** What to do **
Copy out all lines that carry the word "search".

** Information given **
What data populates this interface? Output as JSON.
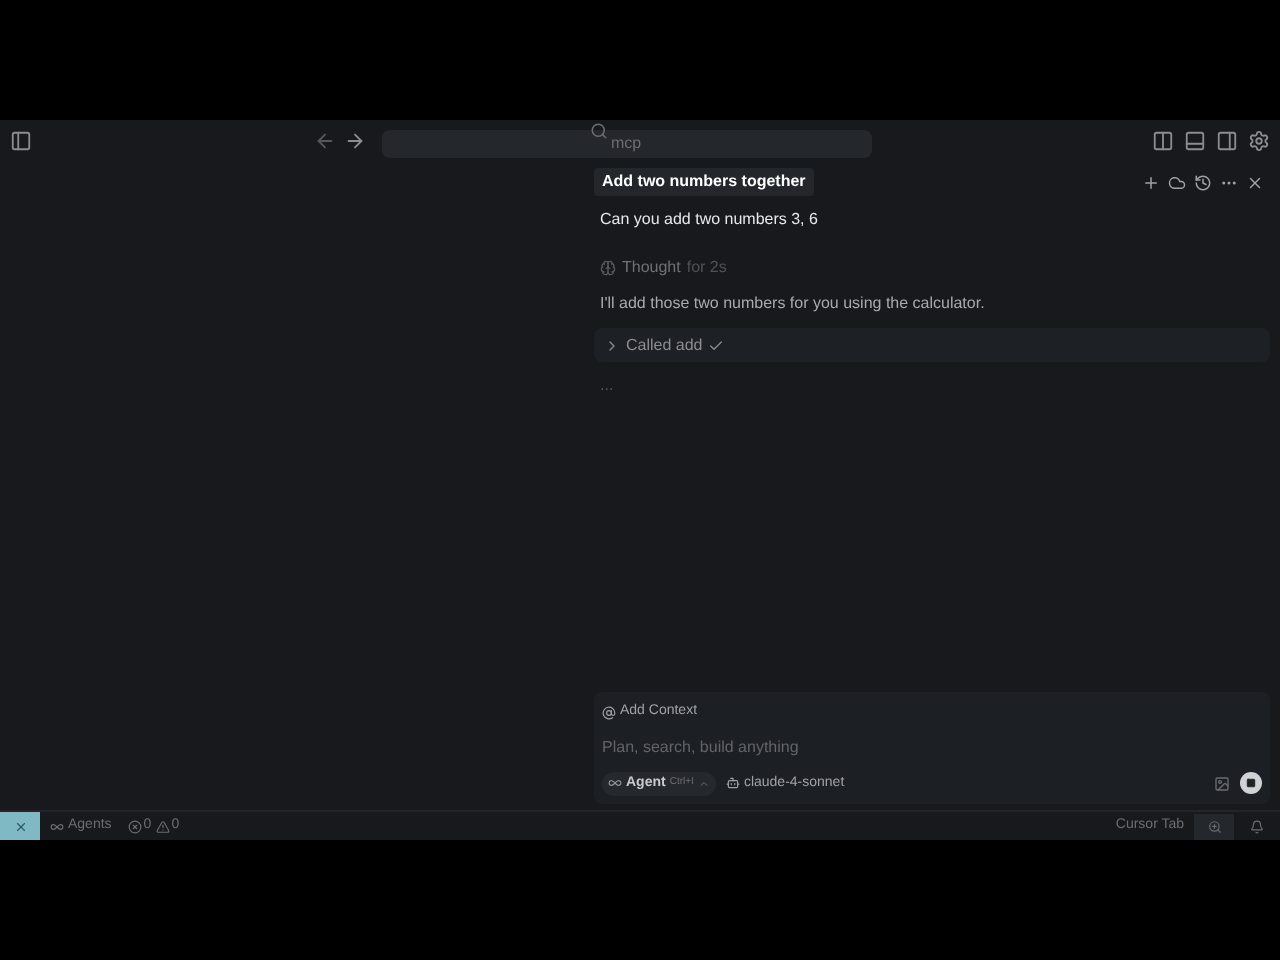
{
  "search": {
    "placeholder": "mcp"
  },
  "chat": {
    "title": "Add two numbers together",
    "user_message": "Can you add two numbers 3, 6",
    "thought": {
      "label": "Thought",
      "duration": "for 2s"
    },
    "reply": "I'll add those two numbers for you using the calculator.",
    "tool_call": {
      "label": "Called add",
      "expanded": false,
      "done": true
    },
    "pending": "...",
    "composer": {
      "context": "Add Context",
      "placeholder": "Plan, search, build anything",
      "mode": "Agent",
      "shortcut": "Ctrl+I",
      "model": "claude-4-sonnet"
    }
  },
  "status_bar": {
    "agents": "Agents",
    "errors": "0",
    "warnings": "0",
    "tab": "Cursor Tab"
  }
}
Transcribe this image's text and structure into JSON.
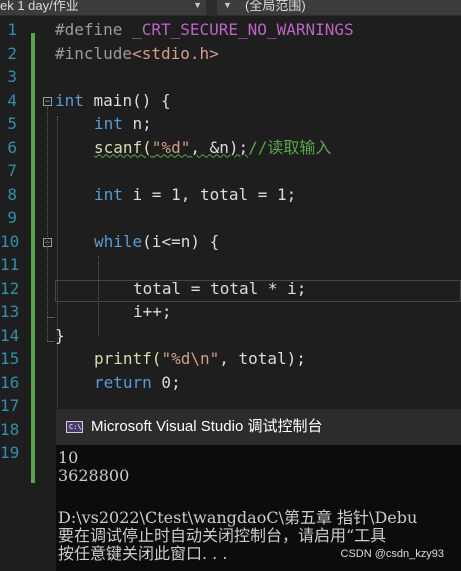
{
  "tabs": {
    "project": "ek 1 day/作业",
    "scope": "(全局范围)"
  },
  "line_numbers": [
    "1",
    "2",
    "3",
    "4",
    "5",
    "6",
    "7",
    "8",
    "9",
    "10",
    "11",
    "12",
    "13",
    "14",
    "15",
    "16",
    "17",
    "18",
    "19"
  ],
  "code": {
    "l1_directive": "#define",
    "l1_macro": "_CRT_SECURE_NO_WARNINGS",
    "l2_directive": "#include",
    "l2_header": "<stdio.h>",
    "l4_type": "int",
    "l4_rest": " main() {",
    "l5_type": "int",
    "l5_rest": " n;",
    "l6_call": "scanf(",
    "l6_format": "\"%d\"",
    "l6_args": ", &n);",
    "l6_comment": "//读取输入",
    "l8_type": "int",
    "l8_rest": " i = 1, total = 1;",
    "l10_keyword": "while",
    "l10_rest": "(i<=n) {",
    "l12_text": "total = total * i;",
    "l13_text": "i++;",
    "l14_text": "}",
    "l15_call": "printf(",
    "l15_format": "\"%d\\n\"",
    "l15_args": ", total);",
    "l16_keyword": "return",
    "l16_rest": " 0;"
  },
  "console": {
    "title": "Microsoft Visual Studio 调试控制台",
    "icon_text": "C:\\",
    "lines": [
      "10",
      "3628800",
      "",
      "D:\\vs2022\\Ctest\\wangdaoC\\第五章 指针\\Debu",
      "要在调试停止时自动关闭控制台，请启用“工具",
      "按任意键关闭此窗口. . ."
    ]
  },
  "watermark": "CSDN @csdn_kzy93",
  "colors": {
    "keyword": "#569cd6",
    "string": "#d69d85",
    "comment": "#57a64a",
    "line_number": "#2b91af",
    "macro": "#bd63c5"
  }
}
...
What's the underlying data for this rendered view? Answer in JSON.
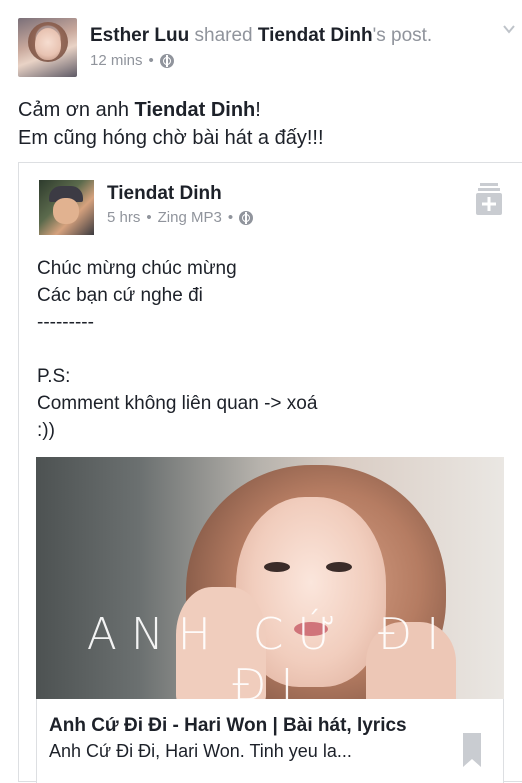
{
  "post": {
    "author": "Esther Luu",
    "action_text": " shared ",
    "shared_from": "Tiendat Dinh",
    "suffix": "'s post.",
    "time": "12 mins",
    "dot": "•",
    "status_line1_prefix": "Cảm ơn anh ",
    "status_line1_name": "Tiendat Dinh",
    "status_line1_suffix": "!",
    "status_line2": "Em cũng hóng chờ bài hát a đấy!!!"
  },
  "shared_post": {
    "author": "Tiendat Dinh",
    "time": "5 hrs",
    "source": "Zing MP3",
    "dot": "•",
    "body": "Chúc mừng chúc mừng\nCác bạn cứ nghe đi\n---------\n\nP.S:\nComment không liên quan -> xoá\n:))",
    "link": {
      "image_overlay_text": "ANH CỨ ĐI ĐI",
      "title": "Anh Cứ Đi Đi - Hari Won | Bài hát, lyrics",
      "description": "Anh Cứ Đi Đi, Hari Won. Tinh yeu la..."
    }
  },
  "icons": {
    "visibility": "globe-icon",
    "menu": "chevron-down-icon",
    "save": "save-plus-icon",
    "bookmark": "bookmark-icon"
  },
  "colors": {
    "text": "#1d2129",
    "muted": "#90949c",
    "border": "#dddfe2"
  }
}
...
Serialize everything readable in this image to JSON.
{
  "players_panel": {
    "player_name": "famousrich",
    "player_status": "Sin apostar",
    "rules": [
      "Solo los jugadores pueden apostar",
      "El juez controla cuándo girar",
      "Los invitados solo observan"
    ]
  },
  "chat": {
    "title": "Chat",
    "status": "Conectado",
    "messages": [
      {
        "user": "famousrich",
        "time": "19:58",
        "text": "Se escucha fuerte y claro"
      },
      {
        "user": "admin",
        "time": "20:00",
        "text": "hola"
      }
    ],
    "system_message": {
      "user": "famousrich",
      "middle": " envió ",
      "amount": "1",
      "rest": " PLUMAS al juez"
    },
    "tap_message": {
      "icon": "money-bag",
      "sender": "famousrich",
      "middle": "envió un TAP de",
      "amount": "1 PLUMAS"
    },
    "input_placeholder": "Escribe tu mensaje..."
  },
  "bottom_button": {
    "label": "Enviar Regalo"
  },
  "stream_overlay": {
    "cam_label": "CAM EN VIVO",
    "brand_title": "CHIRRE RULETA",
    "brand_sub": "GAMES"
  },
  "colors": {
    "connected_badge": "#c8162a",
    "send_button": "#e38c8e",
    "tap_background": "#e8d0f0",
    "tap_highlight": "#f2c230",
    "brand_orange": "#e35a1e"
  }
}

** Solution for this exercise **
  "search": {
      "placeholder": "Plan, search, build anything",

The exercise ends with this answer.